** PROBLEM TO WORK ON **
Count every line in the entries that follow where the word "Pháp" appears, then state only the total.

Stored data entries
** Begin **

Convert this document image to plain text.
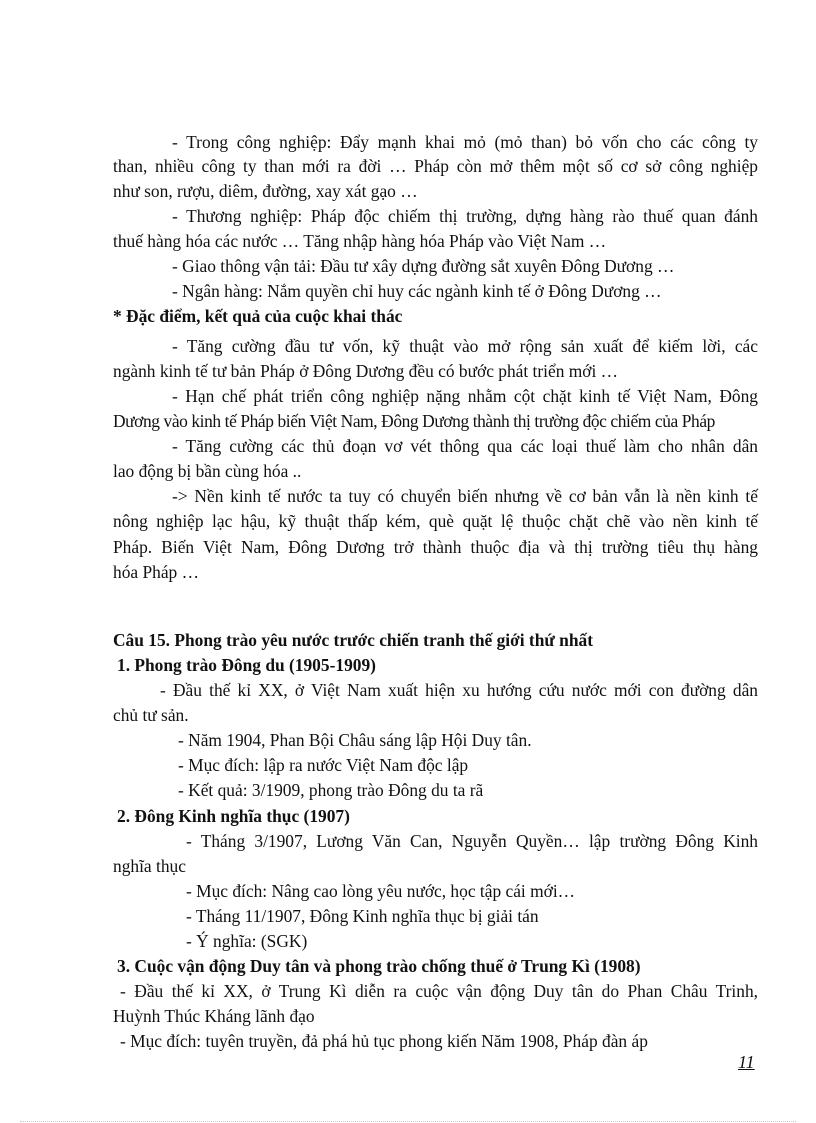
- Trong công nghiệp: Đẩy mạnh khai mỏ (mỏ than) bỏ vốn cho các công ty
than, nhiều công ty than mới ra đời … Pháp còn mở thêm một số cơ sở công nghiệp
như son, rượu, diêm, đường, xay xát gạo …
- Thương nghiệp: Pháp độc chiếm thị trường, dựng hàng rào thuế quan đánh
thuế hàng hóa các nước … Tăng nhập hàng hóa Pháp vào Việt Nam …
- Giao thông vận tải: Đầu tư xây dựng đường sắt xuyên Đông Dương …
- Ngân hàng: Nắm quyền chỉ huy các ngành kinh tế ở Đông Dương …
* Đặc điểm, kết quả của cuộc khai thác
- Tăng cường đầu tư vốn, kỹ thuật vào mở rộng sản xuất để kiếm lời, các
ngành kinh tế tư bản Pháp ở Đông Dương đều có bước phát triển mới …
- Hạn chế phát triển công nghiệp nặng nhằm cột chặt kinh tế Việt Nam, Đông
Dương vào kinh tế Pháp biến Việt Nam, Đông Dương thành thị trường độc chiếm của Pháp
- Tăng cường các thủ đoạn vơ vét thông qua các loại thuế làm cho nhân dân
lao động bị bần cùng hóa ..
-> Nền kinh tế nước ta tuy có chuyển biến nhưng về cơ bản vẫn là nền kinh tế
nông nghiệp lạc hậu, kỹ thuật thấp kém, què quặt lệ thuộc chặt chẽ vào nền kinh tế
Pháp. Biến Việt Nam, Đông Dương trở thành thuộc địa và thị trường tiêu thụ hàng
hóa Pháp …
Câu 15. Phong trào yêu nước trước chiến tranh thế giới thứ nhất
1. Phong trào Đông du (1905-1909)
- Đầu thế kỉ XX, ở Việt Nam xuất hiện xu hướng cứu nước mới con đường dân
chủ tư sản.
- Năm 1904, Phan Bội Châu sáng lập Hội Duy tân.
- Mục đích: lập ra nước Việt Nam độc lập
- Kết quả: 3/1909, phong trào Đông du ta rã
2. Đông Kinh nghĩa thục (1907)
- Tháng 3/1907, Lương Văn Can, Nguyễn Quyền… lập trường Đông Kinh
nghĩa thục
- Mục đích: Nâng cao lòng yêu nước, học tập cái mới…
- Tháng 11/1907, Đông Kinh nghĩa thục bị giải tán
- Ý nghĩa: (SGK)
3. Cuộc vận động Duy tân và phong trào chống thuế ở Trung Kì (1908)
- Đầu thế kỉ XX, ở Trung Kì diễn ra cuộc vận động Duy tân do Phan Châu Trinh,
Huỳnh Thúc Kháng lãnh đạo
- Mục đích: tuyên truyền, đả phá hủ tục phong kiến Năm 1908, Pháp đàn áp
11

** End **

** RESPONSE TO THIS TASK **
8